Stored items from a collection
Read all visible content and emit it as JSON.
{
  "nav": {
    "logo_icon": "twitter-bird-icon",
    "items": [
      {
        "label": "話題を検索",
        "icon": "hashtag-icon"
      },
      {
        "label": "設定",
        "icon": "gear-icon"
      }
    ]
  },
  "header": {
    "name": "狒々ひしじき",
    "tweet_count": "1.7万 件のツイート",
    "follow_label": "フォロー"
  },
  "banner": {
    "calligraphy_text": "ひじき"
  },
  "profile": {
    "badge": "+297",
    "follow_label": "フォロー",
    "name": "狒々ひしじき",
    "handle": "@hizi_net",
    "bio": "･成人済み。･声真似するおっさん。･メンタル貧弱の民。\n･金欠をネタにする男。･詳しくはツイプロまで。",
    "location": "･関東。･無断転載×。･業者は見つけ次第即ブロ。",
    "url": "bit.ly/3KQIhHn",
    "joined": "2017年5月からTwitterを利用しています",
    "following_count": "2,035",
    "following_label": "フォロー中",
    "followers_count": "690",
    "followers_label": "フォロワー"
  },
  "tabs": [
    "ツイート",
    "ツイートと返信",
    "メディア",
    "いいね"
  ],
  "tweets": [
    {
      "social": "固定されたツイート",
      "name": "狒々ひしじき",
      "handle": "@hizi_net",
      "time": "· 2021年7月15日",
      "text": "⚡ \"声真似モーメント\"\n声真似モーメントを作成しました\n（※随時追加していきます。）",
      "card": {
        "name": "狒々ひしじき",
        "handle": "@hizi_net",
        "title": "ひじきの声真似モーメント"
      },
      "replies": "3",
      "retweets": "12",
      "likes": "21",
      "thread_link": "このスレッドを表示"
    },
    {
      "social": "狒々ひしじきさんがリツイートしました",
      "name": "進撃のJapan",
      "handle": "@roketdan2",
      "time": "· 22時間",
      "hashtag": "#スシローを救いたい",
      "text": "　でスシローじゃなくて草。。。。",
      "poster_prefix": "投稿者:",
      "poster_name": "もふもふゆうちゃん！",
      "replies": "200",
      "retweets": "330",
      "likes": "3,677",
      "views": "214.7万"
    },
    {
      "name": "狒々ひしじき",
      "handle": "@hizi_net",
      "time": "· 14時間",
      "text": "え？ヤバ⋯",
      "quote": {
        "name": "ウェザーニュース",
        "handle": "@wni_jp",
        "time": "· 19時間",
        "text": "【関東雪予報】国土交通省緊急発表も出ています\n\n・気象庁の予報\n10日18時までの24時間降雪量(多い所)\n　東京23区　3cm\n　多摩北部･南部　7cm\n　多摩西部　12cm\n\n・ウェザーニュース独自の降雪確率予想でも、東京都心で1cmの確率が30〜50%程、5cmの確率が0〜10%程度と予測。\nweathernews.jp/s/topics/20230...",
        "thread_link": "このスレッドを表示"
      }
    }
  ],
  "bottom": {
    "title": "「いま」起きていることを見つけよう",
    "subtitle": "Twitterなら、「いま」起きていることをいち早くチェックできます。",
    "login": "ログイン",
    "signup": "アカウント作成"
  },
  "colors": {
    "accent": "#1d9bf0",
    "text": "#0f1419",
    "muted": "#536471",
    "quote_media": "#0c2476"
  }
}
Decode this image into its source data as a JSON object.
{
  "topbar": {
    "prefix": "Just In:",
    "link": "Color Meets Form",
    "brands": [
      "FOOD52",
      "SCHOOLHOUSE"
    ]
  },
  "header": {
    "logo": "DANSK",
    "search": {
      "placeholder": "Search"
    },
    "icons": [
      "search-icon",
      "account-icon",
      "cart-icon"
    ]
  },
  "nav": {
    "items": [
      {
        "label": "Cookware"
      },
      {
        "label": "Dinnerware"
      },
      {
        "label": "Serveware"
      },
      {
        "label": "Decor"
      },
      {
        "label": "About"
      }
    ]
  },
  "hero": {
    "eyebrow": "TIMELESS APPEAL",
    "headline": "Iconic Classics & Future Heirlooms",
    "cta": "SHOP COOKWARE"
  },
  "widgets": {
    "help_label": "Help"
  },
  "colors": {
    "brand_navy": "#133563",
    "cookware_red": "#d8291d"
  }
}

### WHAT YOU HAVE TO DO:
Reproduce nothing but the lines from the line containing "Decode this image" to the last line of the data, each exactly as written.

### WRITTEN ANSWER:
Decode this image into its source data as a JSON object.
{
  "topbar": {
    "prefix": "Just In:",
    "link": "Color Meets Form",
    "brands": [
      "FOOD52",
      "SCHOOLHOUSE"
    ]
  },
  "header": {
    "logo": "DANSK",
    "search": {
      "placeholder": "Search"
    },
    "icons": [
      "search-icon",
      "account-icon",
      "cart-icon"
    ]
  },
  "nav": {
    "items": [
      {
        "label": "Cookware"
      },
      {
        "label": "Dinnerware"
      },
      {
        "label": "Serveware"
      },
      {
        "label": "Decor"
      },
      {
        "label": "About"
      }
    ]
  },
  "hero": {
    "eyebrow": "TIMELESS APPEAL",
    "headline": "Iconic Classics & Future Heirlooms",
    "cta": "SHOP COOKWARE"
  },
  "widgets": {
    "help_label": "Help"
  },
  "colors": {
    "brand_navy": "#133563",
    "cookware_red": "#d8291d"
  }
}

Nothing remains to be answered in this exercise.